**Aim**
Write down each entry again, exactly as it reads.

**Recorded information**
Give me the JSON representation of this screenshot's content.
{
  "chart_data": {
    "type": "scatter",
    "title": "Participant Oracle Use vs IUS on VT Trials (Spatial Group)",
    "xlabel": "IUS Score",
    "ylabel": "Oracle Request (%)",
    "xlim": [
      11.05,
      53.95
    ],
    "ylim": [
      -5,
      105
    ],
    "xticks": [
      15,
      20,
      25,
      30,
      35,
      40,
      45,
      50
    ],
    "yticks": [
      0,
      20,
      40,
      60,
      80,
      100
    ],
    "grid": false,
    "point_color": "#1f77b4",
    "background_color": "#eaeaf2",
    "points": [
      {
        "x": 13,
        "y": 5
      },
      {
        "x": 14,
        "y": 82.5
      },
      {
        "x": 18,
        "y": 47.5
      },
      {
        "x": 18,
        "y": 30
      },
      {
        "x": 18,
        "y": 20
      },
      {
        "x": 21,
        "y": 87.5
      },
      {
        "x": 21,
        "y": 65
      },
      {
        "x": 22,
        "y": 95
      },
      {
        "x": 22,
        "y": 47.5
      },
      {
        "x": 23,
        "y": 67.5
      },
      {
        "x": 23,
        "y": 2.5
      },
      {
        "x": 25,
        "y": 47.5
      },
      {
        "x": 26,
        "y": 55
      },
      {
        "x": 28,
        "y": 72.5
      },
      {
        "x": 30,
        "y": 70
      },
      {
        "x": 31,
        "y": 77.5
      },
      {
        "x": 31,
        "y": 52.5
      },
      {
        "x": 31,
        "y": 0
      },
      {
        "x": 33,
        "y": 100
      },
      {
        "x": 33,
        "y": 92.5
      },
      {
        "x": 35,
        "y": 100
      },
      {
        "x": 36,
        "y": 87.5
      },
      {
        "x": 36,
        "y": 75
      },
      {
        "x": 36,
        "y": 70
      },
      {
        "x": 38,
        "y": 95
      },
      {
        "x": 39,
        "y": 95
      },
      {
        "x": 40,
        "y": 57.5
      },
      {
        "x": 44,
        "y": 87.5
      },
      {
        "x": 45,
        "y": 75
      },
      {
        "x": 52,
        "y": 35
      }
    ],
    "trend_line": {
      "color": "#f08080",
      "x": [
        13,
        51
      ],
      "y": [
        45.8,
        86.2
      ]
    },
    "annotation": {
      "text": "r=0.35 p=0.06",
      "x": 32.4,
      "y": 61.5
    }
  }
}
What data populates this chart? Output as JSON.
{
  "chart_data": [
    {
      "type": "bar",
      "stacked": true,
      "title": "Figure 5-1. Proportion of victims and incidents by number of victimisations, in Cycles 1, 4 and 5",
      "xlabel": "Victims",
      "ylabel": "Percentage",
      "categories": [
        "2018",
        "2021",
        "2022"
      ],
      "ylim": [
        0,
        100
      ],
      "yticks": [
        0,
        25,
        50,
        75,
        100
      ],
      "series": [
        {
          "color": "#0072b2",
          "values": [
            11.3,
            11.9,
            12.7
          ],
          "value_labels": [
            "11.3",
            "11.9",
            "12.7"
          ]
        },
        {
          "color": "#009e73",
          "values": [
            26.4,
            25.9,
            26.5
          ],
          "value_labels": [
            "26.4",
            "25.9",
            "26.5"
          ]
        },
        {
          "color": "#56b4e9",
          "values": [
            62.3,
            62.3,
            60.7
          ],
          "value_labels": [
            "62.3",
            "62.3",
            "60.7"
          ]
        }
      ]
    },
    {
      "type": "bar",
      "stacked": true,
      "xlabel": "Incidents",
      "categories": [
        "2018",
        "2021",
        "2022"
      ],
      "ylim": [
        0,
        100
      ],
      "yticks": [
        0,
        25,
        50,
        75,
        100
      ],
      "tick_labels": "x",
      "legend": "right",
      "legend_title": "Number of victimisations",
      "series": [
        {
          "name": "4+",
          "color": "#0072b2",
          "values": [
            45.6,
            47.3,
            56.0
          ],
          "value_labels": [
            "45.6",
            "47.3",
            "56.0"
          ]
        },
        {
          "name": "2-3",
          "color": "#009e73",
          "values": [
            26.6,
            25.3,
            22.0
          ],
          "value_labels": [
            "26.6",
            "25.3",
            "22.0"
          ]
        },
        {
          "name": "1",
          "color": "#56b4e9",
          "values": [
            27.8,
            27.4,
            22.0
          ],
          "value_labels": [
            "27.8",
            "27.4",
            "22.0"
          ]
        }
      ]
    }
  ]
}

**Response for this exercise**
Give me the JSON representation of this screenshot's content.
{
  "chart_data": {
    "type": "scatter",
    "title": "Participant Oracle Use vs IUS on VT Trials (Spatial Group)",
    "xlabel": "IUS Score",
    "ylabel": "Oracle Request (%)",
    "xlim": [
      11.05,
      53.95
    ],
    "ylim": [
      -5,
      105
    ],
    "xticks": [
      15,
      20,
      25,
      30,
      35,
      40,
      45,
      50
    ],
    "yticks": [
      0,
      20,
      40,
      60,
      80,
      100
    ],
    "grid": false,
    "point_color": "#1f77b4",
    "background_color": "#eaeaf2",
    "points": [
      {
        "x": 13,
        "y": 5
      },
      {
        "x": 14,
        "y": 82.5
      },
      {
        "x": 18,
        "y": 47.5
      },
      {
        "x": 18,
        "y": 30
      },
      {
        "x": 18,
        "y": 20
      },
      {
        "x": 21,
        "y": 87.5
      },
      {
        "x": 21,
        "y": 65
      },
      {
        "x": 22,
        "y": 95
      },
      {
        "x": 22,
        "y": 47.5
      },
      {
        "x": 23,
        "y": 67.5
      },
      {
        "x": 23,
        "y": 2.5
      },
      {
        "x": 25,
        "y": 47.5
      },
      {
        "x": 26,
        "y": 55
      },
      {
        "x": 28,
        "y": 72.5
      },
      {
        "x": 30,
        "y": 70
      },
      {
        "x": 31,
        "y": 77.5
      },
      {
        "x": 31,
        "y": 52.5
      },
      {
        "x": 31,
        "y": 0
      },
      {
        "x": 33,
        "y": 100
      },
      {
        "x": 33,
        "y": 92.5
      },
      {
        "x": 35,
        "y": 100
      },
      {
        "x": 36,
        "y": 87.5
      },
      {
        "x": 36,
        "y": 75
      },
      {
        "x": 36,
        "y": 70
      },
      {
        "x": 38,
        "y": 95
      },
      {
        "x": 39,
        "y": 95
      },
      {
        "x": 40,
        "y": 57.5
      },
      {
        "x": 44,
        "y": 87.5
      },
      {
        "x": 45,
        "y": 75
      },
      {
        "x": 52,
        "y": 35
      }
    ],
    "trend_line": {
      "color": "#f08080",
      "x": [
        13,
        51
      ],
      "y": [
        45.8,
        86.2
      ]
    },
    "annotation": {
      "text": "r=0.35 p=0.06",
      "x": 32.4,
      "y": 61.5
    }
  }
}
What data populates this chart? Output as JSON.
{
  "chart_data": [
    {
      "type": "bar",
      "stacked": true,
      "title": "Figure 5-1. Proportion of victims and incidents by number of victimisations, in Cycles 1, 4 and 5",
      "xlabel": "Victims",
      "ylabel": "Percentage",
      "categories": [
        "2018",
        "2021",
        "2022"
      ],
      "ylim": [
        0,
        100
      ],
      "yticks": [
        0,
        25,
        50,
        75,
        100
      ],
      "series": [
        {
          "color": "#0072b2",
          "values": [
            11.3,
            11.9,
            12.7
          ],
          "value_labels": [
            "11.3",
            "11.9",
            "12.7"
          ]
        },
        {
          "color": "#009e73",
          "values": [
            26.4,
            25.9,
            26.5
          ],
          "value_labels": [
            "26.4",
            "25.9",
            "26.5"
          ]
        },
        {
          "color": "#56b4e9",
          "values": [
            62.3,
            62.3,
            60.7
          ],
          "value_labels": [
            "62.3",
            "62.3",
            "60.7"
          ]
        }
      ]
    },
    {
      "type": "bar",
      "stacked": true,
      "xlabel": "Incidents",
      "categories": [
        "2018",
        "2021",
        "2022"
      ],
      "ylim": [
        0,
        100
      ],
      "yticks": [
        0,
        25,
        50,
        75,
        100
      ],
      "tick_labels": "x",
      "legend": "right",
      "legend_title": "Number of victimisations",
      "series": [
        {
          "name": "4+",
          "color": "#0072b2",
          "values": [
            45.6,
            47.3,
            56.0
          ],
          "value_labels": [
            "45.6",
            "47.3",
            "56.0"
          ]
        },
        {
          "name": "2-3",
          "color": "#009e73",
          "values": [
            26.6,
            25.3,
            22.0
          ],
          "value_labels": [
            "26.6",
            "25.3",
            "22.0"
          ]
        },
        {
          "name": "1",
          "color": "#56b4e9",
          "values": [
            27.8,
            27.4,
            22.0
          ],
          "value_labels": [
            "27.8",
            "27.4",
            "22.0"
          ]
        }
      ]
    }
  ]
}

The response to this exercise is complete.